[BEGIN GIVEN RECORDS]

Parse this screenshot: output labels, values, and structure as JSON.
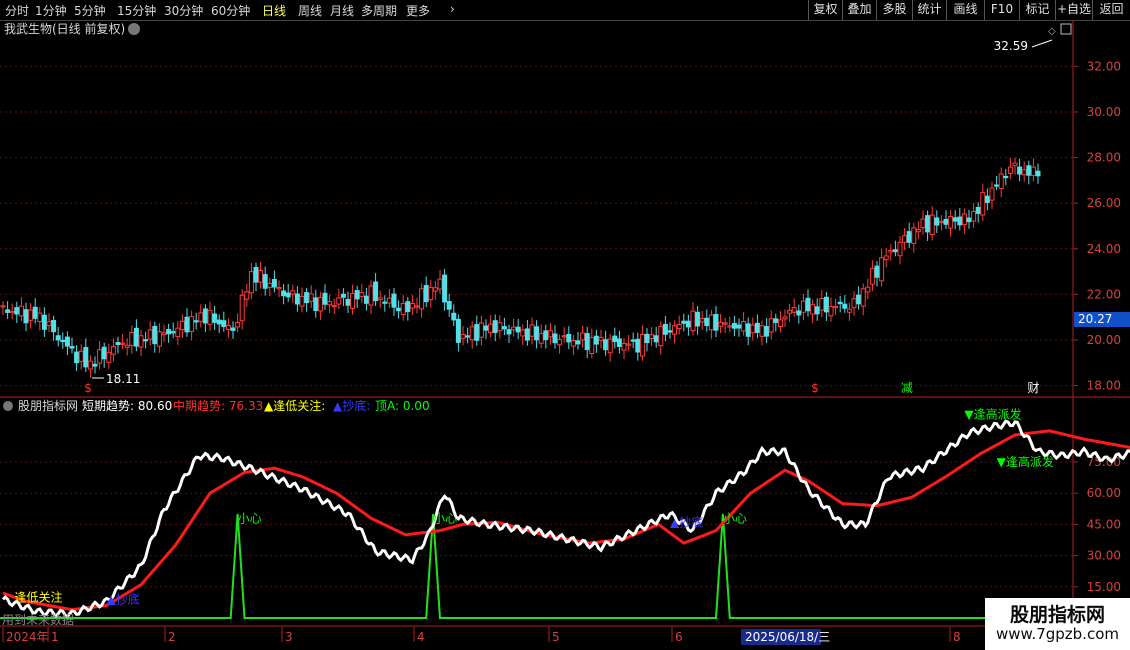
{
  "toolbar": {
    "timeframes": [
      "分时",
      "1分钟",
      "5分钟",
      "15分钟",
      "30分钟",
      "60分钟",
      "日线",
      "周线",
      "月线",
      "多周期",
      "更多"
    ],
    "active_timeframe": "日线",
    "right_buttons": [
      "复权",
      "叠加",
      "多股",
      "统计",
      "画线",
      "F10",
      "标记",
      "+自选",
      "返回"
    ]
  },
  "main_panel": {
    "title": "我武生物(日线 前复权)",
    "high_label": "32.59",
    "low_label": "18.11",
    "current_price": "20.27",
    "markers": [
      {
        "text": "$",
        "color": "#ff3030",
        "bar": 37
      },
      {
        "text": "$",
        "color": "#ff3030",
        "bar": 353
      },
      {
        "text": "减",
        "color": "#00ff00",
        "bar": 393
      },
      {
        "text": "财",
        "color": "#ffffff",
        "bar": 448
      }
    ]
  },
  "indicator_panel": {
    "name": "股朋指标网",
    "short_label": "短期趋势:",
    "short_value": "80.60",
    "mid_label": "中期趋势:",
    "mid_value": "76.33",
    "low_label": "▲逢低关注:",
    "bottom_label": "▲抄底:",
    "top_label": "顶A:",
    "top_value": "0.00",
    "annotations": [
      {
        "text": "逢低关注",
        "color": "#ffff00",
        "bar": 5,
        "value": 8
      },
      {
        "text": "▲抄底",
        "color": "#3a3aff",
        "bar": 45,
        "value": 7
      },
      {
        "text": "小心",
        "color": "#00ff00",
        "bar": 102,
        "value": 46
      },
      {
        "text": "小心",
        "color": "#00ff00",
        "bar": 187,
        "value": 46
      },
      {
        "text": "▲抄底",
        "color": "#3a3aff",
        "bar": 290,
        "value": 44
      },
      {
        "text": "小心",
        "color": "#00ff00",
        "bar": 313,
        "value": 46
      },
      {
        "text": "▼逢高派发",
        "color": "#00ff00",
        "bar": 418,
        "value": 96
      },
      {
        "text": "▼逢高派发",
        "color": "#00ff00",
        "bar": 432,
        "value": 73
      }
    ],
    "footer_note": "用到未来数据"
  },
  "axis": {
    "price_ticks": [
      "32.00",
      "30.00",
      "28.00",
      "26.00",
      "24.00",
      "22.00",
      "20.00",
      "18.00"
    ],
    "indicator_ticks": [
      "75.00",
      "60.00",
      "45.00",
      "30.00",
      "15.00"
    ],
    "date_labels": [
      "2024年",
      "1",
      "2",
      "3",
      "4",
      "5",
      "6",
      "2025/06/18/三",
      "8"
    ]
  },
  "watermark": {
    "line1": "股朋指标网",
    "line2": "www.7gpzb.com"
  },
  "chart_data": {
    "type": "candlestick",
    "title": "我武生物(日线 前复权)",
    "ylim": [
      17.5,
      33.2
    ],
    "segments_close": [
      [
        0,
        21.35
      ],
      [
        16,
        21.0
      ],
      [
        28,
        19.7
      ],
      [
        37,
        18.9
      ],
      [
        52,
        19.9
      ],
      [
        72,
        20.3
      ],
      [
        88,
        21.1
      ],
      [
        100,
        20.4
      ],
      [
        108,
        22.9
      ],
      [
        125,
        21.9
      ],
      [
        140,
        21.6
      ],
      [
        160,
        22.0
      ],
      [
        175,
        21.3
      ],
      [
        190,
        22.5
      ],
      [
        198,
        20.1
      ],
      [
        212,
        20.6
      ],
      [
        245,
        20.0
      ],
      [
        275,
        19.8
      ],
      [
        300,
        20.9
      ],
      [
        330,
        20.4
      ],
      [
        345,
        21.4
      ],
      [
        370,
        21.5
      ],
      [
        383,
        23.6
      ],
      [
        400,
        25.1
      ],
      [
        420,
        25.3
      ],
      [
        438,
        27.6
      ],
      [
        450,
        27.2
      ]
    ],
    "series_short": [
      [
        0,
        9
      ],
      [
        5,
        7
      ],
      [
        15,
        3
      ],
      [
        30,
        2
      ],
      [
        45,
        8
      ],
      [
        60,
        25
      ],
      [
        70,
        52
      ],
      [
        85,
        78
      ],
      [
        95,
        77
      ],
      [
        110,
        71
      ],
      [
        130,
        62
      ],
      [
        150,
        50
      ],
      [
        162,
        32
      ],
      [
        178,
        28
      ],
      [
        185,
        40
      ],
      [
        192,
        60
      ],
      [
        198,
        48
      ],
      [
        210,
        45
      ],
      [
        230,
        42
      ],
      [
        245,
        38
      ],
      [
        260,
        34
      ],
      [
        275,
        42
      ],
      [
        290,
        50
      ],
      [
        300,
        42
      ],
      [
        310,
        60
      ],
      [
        322,
        70
      ],
      [
        330,
        80
      ],
      [
        340,
        80
      ],
      [
        350,
        62
      ],
      [
        365,
        45
      ],
      [
        375,
        45
      ],
      [
        385,
        68
      ],
      [
        400,
        72
      ],
      [
        420,
        89
      ],
      [
        430,
        92
      ],
      [
        440,
        94
      ],
      [
        450,
        80
      ],
      [
        460,
        78
      ],
      [
        470,
        80
      ],
      [
        480,
        76
      ],
      [
        492,
        80
      ],
      [
        500,
        83
      ]
    ],
    "series_mid": [
      [
        0,
        12
      ],
      [
        10,
        8
      ],
      [
        30,
        4
      ],
      [
        45,
        6
      ],
      [
        60,
        16
      ],
      [
        75,
        35
      ],
      [
        90,
        60
      ],
      [
        105,
        70
      ],
      [
        118,
        72
      ],
      [
        130,
        68
      ],
      [
        145,
        60
      ],
      [
        160,
        48
      ],
      [
        175,
        40
      ],
      [
        190,
        42
      ],
      [
        200,
        45
      ],
      [
        215,
        46
      ],
      [
        235,
        40
      ],
      [
        255,
        36
      ],
      [
        270,
        38
      ],
      [
        285,
        45
      ],
      [
        296,
        36
      ],
      [
        310,
        42
      ],
      [
        325,
        60
      ],
      [
        340,
        71
      ],
      [
        350,
        66
      ],
      [
        365,
        55
      ],
      [
        380,
        54
      ],
      [
        395,
        58
      ],
      [
        410,
        68
      ],
      [
        425,
        79
      ],
      [
        440,
        88
      ],
      [
        455,
        90
      ],
      [
        470,
        86
      ],
      [
        490,
        82
      ],
      [
        500,
        80
      ]
    ],
    "series_top_pulses": [
      102,
      187,
      313
    ],
    "indicator_ylim": [
      0,
      100
    ]
  }
}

[END GIVEN RECORDS]

- _GOAL OF THE EXERCISE_: Each record above must be returned exactly as written, with its pictures omitted.

- _THE RESULT_:
Parse this screenshot: output labels, values, and structure as JSON.
{
  "toolbar": {
    "timeframes": [
      "分时",
      "1分钟",
      "5分钟",
      "15分钟",
      "30分钟",
      "60分钟",
      "日线",
      "周线",
      "月线",
      "多周期",
      "更多"
    ],
    "active_timeframe": "日线",
    "right_buttons": [
      "复权",
      "叠加",
      "多股",
      "统计",
      "画线",
      "F10",
      "标记",
      "+自选",
      "返回"
    ]
  },
  "main_panel": {
    "title": "我武生物(日线 前复权)",
    "high_label": "32.59",
    "low_label": "18.11",
    "current_price": "20.27",
    "markers": [
      {
        "text": "$",
        "color": "#ff3030",
        "bar": 37
      },
      {
        "text": "$",
        "color": "#ff3030",
        "bar": 353
      },
      {
        "text": "减",
        "color": "#00ff00",
        "bar": 393
      },
      {
        "text": "财",
        "color": "#ffffff",
        "bar": 448
      }
    ]
  },
  "indicator_panel": {
    "name": "股朋指标网",
    "short_label": "短期趋势:",
    "short_value": "80.60",
    "mid_label": "中期趋势:",
    "mid_value": "76.33",
    "low_label": "▲逢低关注:",
    "bottom_label": "▲抄底:",
    "top_label": "顶A:",
    "top_value": "0.00",
    "annotations": [
      {
        "text": "逢低关注",
        "color": "#ffff00",
        "bar": 5,
        "value": 8
      },
      {
        "text": "▲抄底",
        "color": "#3a3aff",
        "bar": 45,
        "value": 7
      },
      {
        "text": "小心",
        "color": "#00ff00",
        "bar": 102,
        "value": 46
      },
      {
        "text": "小心",
        "color": "#00ff00",
        "bar": 187,
        "value": 46
      },
      {
        "text": "▲抄底",
        "color": "#3a3aff",
        "bar": 290,
        "value": 44
      },
      {
        "text": "小心",
        "color": "#00ff00",
        "bar": 313,
        "value": 46
      },
      {
        "text": "▼逢高派发",
        "color": "#00ff00",
        "bar": 418,
        "value": 96
      },
      {
        "text": "▼逢高派发",
        "color": "#00ff00",
        "bar": 432,
        "value": 73
      }
    ],
    "footer_note": "用到未来数据"
  },
  "axis": {
    "price_ticks": [
      "32.00",
      "30.00",
      "28.00",
      "26.00",
      "24.00",
      "22.00",
      "20.00",
      "18.00"
    ],
    "indicator_ticks": [
      "75.00",
      "60.00",
      "45.00",
      "30.00",
      "15.00"
    ],
    "date_labels": [
      "2024年",
      "1",
      "2",
      "3",
      "4",
      "5",
      "6",
      "2025/06/18/三",
      "8"
    ]
  },
  "watermark": {
    "line1": "股朋指标网",
    "line2": "www.7gpzb.com"
  },
  "chart_data": {
    "type": "candlestick",
    "title": "我武生物(日线 前复权)",
    "ylim": [
      17.5,
      33.2
    ],
    "segments_close": [
      [
        0,
        21.35
      ],
      [
        16,
        21.0
      ],
      [
        28,
        19.7
      ],
      [
        37,
        18.9
      ],
      [
        52,
        19.9
      ],
      [
        72,
        20.3
      ],
      [
        88,
        21.1
      ],
      [
        100,
        20.4
      ],
      [
        108,
        22.9
      ],
      [
        125,
        21.9
      ],
      [
        140,
        21.6
      ],
      [
        160,
        22.0
      ],
      [
        175,
        21.3
      ],
      [
        190,
        22.5
      ],
      [
        198,
        20.1
      ],
      [
        212,
        20.6
      ],
      [
        245,
        20.0
      ],
      [
        275,
        19.8
      ],
      [
        300,
        20.9
      ],
      [
        330,
        20.4
      ],
      [
        345,
        21.4
      ],
      [
        370,
        21.5
      ],
      [
        383,
        23.6
      ],
      [
        400,
        25.1
      ],
      [
        420,
        25.3
      ],
      [
        438,
        27.6
      ],
      [
        450,
        27.2
      ]
    ],
    "series_short": [
      [
        0,
        9
      ],
      [
        5,
        7
      ],
      [
        15,
        3
      ],
      [
        30,
        2
      ],
      [
        45,
        8
      ],
      [
        60,
        25
      ],
      [
        70,
        52
      ],
      [
        85,
        78
      ],
      [
        95,
        77
      ],
      [
        110,
        71
      ],
      [
        130,
        62
      ],
      [
        150,
        50
      ],
      [
        162,
        32
      ],
      [
        178,
        28
      ],
      [
        185,
        40
      ],
      [
        192,
        60
      ],
      [
        198,
        48
      ],
      [
        210,
        45
      ],
      [
        230,
        42
      ],
      [
        245,
        38
      ],
      [
        260,
        34
      ],
      [
        275,
        42
      ],
      [
        290,
        50
      ],
      [
        300,
        42
      ],
      [
        310,
        60
      ],
      [
        322,
        70
      ],
      [
        330,
        80
      ],
      [
        340,
        80
      ],
      [
        350,
        62
      ],
      [
        365,
        45
      ],
      [
        375,
        45
      ],
      [
        385,
        68
      ],
      [
        400,
        72
      ],
      [
        420,
        89
      ],
      [
        430,
        92
      ],
      [
        440,
        94
      ],
      [
        450,
        80
      ],
      [
        460,
        78
      ],
      [
        470,
        80
      ],
      [
        480,
        76
      ],
      [
        492,
        80
      ],
      [
        500,
        83
      ]
    ],
    "series_mid": [
      [
        0,
        12
      ],
      [
        10,
        8
      ],
      [
        30,
        4
      ],
      [
        45,
        6
      ],
      [
        60,
        16
      ],
      [
        75,
        35
      ],
      [
        90,
        60
      ],
      [
        105,
        70
      ],
      [
        118,
        72
      ],
      [
        130,
        68
      ],
      [
        145,
        60
      ],
      [
        160,
        48
      ],
      [
        175,
        40
      ],
      [
        190,
        42
      ],
      [
        200,
        45
      ],
      [
        215,
        46
      ],
      [
        235,
        40
      ],
      [
        255,
        36
      ],
      [
        270,
        38
      ],
      [
        285,
        45
      ],
      [
        296,
        36
      ],
      [
        310,
        42
      ],
      [
        325,
        60
      ],
      [
        340,
        71
      ],
      [
        350,
        66
      ],
      [
        365,
        55
      ],
      [
        380,
        54
      ],
      [
        395,
        58
      ],
      [
        410,
        68
      ],
      [
        425,
        79
      ],
      [
        440,
        88
      ],
      [
        455,
        90
      ],
      [
        470,
        86
      ],
      [
        490,
        82
      ],
      [
        500,
        80
      ]
    ],
    "series_top_pulses": [
      102,
      187,
      313
    ],
    "indicator_ylim": [
      0,
      100
    ]
  }
}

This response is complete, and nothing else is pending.